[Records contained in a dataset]
%%
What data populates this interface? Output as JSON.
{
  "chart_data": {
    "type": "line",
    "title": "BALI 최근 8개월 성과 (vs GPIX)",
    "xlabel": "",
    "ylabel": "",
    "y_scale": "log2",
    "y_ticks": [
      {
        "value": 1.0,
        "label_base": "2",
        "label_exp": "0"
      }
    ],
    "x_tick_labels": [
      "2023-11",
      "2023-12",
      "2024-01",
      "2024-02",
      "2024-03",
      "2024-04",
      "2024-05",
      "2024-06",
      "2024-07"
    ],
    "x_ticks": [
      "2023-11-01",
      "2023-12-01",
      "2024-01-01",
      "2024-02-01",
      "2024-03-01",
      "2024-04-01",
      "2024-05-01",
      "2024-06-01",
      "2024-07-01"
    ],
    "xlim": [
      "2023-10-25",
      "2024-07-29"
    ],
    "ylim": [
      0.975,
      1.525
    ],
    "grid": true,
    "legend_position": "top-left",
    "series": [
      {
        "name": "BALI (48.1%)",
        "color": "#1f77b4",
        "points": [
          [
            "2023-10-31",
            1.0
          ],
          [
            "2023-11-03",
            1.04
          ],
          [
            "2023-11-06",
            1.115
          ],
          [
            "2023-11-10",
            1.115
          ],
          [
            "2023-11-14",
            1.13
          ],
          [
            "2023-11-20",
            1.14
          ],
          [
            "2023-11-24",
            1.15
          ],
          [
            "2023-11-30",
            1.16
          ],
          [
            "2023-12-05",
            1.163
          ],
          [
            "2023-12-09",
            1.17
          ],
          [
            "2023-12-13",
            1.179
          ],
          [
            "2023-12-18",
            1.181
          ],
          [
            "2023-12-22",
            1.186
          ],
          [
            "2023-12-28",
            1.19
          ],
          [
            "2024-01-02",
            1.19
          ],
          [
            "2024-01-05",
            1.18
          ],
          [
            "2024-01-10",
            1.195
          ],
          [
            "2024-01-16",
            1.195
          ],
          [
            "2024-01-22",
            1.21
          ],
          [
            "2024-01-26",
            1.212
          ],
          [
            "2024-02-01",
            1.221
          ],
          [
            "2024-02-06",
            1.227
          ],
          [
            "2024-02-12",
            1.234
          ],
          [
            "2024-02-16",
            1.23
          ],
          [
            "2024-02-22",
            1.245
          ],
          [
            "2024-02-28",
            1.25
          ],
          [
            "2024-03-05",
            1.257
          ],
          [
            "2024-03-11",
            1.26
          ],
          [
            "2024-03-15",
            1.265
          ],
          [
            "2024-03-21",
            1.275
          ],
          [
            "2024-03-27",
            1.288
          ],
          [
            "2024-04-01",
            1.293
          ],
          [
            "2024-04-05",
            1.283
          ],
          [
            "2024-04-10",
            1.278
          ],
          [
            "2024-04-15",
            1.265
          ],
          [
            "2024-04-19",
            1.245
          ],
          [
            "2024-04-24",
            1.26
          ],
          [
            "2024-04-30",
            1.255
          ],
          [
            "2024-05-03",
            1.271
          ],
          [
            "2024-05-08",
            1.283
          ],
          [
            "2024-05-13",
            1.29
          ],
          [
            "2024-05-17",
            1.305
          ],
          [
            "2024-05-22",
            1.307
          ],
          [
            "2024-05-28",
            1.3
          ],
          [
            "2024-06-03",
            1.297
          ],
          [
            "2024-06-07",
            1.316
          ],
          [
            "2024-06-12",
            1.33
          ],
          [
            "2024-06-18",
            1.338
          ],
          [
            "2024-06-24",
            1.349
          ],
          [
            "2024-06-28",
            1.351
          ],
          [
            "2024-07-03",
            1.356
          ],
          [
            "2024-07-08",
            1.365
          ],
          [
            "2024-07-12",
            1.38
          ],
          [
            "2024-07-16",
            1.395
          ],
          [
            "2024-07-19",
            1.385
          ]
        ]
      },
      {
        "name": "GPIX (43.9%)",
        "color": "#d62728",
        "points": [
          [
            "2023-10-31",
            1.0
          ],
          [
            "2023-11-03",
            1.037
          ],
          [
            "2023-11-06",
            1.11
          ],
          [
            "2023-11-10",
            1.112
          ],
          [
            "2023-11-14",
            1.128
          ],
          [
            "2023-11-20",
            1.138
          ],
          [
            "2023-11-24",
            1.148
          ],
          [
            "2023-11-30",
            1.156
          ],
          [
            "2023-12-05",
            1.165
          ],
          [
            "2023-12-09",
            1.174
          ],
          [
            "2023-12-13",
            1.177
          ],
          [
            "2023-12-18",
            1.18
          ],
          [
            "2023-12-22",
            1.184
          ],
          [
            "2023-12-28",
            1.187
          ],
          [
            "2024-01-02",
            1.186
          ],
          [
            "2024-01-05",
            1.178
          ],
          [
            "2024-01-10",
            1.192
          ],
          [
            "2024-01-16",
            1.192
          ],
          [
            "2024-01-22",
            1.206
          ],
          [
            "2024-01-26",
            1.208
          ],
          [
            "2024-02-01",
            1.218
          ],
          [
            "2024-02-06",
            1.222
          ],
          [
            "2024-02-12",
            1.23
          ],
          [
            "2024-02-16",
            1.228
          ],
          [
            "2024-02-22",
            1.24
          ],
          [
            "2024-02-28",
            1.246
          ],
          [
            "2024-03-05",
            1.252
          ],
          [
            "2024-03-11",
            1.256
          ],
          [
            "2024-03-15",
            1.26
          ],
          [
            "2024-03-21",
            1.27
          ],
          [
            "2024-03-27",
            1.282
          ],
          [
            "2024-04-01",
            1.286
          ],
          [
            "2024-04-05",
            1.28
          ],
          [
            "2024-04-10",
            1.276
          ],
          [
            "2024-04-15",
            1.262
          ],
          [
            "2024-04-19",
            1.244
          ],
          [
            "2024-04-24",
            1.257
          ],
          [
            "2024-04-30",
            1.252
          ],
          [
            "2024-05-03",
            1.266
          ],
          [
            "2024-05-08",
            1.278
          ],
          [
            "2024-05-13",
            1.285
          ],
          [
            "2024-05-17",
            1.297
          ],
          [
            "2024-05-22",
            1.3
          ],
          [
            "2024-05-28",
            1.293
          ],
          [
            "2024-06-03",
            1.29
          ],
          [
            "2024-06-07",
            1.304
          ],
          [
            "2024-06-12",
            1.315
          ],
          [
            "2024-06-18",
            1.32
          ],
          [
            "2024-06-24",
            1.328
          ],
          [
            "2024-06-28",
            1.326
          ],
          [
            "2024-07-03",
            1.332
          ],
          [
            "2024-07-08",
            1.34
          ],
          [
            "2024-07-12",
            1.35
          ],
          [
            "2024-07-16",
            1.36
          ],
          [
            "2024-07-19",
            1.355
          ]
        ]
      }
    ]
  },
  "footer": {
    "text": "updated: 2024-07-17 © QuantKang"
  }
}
%%
Find every line with the word "BALI" and state how many there are, with no other words.

## RESULT OF THE TASK
2